Instructions for the task –
Each of the entries should be retyped precisely as it appears.

--------------------------------

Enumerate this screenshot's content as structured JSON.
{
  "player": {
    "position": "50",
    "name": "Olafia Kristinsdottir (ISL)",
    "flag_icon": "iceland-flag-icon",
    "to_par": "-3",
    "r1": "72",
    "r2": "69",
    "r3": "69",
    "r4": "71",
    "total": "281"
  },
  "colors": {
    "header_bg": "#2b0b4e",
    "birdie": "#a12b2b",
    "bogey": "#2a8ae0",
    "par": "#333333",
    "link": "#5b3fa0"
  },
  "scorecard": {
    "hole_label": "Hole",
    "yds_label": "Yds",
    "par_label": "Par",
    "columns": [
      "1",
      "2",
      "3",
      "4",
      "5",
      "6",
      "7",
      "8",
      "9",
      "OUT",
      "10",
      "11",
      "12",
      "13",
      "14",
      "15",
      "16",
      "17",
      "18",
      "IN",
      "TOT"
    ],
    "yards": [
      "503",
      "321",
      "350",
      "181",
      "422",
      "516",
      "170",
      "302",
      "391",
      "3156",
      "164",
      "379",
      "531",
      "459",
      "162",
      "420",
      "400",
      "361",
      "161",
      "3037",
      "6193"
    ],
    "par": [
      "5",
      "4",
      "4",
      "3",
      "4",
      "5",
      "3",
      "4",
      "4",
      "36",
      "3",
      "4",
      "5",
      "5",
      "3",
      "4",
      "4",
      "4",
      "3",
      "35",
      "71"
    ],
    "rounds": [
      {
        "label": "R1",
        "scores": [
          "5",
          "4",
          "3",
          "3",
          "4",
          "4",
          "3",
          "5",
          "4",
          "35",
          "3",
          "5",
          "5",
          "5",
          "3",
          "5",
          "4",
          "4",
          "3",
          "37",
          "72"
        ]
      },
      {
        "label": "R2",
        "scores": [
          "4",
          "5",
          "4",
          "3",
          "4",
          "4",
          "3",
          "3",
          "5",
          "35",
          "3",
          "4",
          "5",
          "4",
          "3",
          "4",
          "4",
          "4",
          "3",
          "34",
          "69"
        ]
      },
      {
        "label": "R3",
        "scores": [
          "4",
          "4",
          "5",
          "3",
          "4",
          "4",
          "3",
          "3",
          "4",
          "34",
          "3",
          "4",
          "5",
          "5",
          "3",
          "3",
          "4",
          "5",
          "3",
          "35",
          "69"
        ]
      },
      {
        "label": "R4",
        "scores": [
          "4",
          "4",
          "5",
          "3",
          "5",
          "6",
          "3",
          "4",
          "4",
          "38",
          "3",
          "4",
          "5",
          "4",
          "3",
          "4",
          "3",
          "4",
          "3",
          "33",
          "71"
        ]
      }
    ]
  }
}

--------------------------------

Solution –
Enumerate this screenshot's content as structured JSON.
{
  "player": {
    "position": "50",
    "name": "Olafia Kristinsdottir (ISL)",
    "flag_icon": "iceland-flag-icon",
    "to_par": "-3",
    "r1": "72",
    "r2": "69",
    "r3": "69",
    "r4": "71",
    "total": "281"
  },
  "colors": {
    "header_bg": "#2b0b4e",
    "birdie": "#a12b2b",
    "bogey": "#2a8ae0",
    "par": "#333333",
    "link": "#5b3fa0"
  },
  "scorecard": {
    "hole_label": "Hole",
    "yds_label": "Yds",
    "par_label": "Par",
    "columns": [
      "1",
      "2",
      "3",
      "4",
      "5",
      "6",
      "7",
      "8",
      "9",
      "OUT",
      "10",
      "11",
      "12",
      "13",
      "14",
      "15",
      "16",
      "17",
      "18",
      "IN",
      "TOT"
    ],
    "yards": [
      "503",
      "321",
      "350",
      "181",
      "422",
      "516",
      "170",
      "302",
      "391",
      "3156",
      "164",
      "379",
      "531",
      "459",
      "162",
      "420",
      "400",
      "361",
      "161",
      "3037",
      "6193"
    ],
    "par": [
      "5",
      "4",
      "4",
      "3",
      "4",
      "5",
      "3",
      "4",
      "4",
      "36",
      "3",
      "4",
      "5",
      "5",
      "3",
      "4",
      "4",
      "4",
      "3",
      "35",
      "71"
    ],
    "rounds": [
      {
        "label": "R1",
        "scores": [
          "5",
          "4",
          "3",
          "3",
          "4",
          "4",
          "3",
          "5",
          "4",
          "35",
          "3",
          "5",
          "5",
          "5",
          "3",
          "5",
          "4",
          "4",
          "3",
          "37",
          "72"
        ]
      },
      {
        "label": "R2",
        "scores": [
          "4",
          "5",
          "4",
          "3",
          "4",
          "4",
          "3",
          "3",
          "5",
          "35",
          "3",
          "4",
          "5",
          "4",
          "3",
          "4",
          "4",
          "4",
          "3",
          "34",
          "69"
        ]
      },
      {
        "label": "R3",
        "scores": [
          "4",
          "4",
          "5",
          "3",
          "4",
          "4",
          "3",
          "3",
          "4",
          "34",
          "3",
          "4",
          "5",
          "5",
          "3",
          "3",
          "4",
          "5",
          "3",
          "35",
          "69"
        ]
      },
      {
        "label": "R4",
        "scores": [
          "4",
          "4",
          "5",
          "3",
          "5",
          "6",
          "3",
          "4",
          "4",
          "38",
          "3",
          "4",
          "5",
          "4",
          "3",
          "4",
          "3",
          "4",
          "3",
          "33",
          "71"
        ]
      }
    ]
  }
}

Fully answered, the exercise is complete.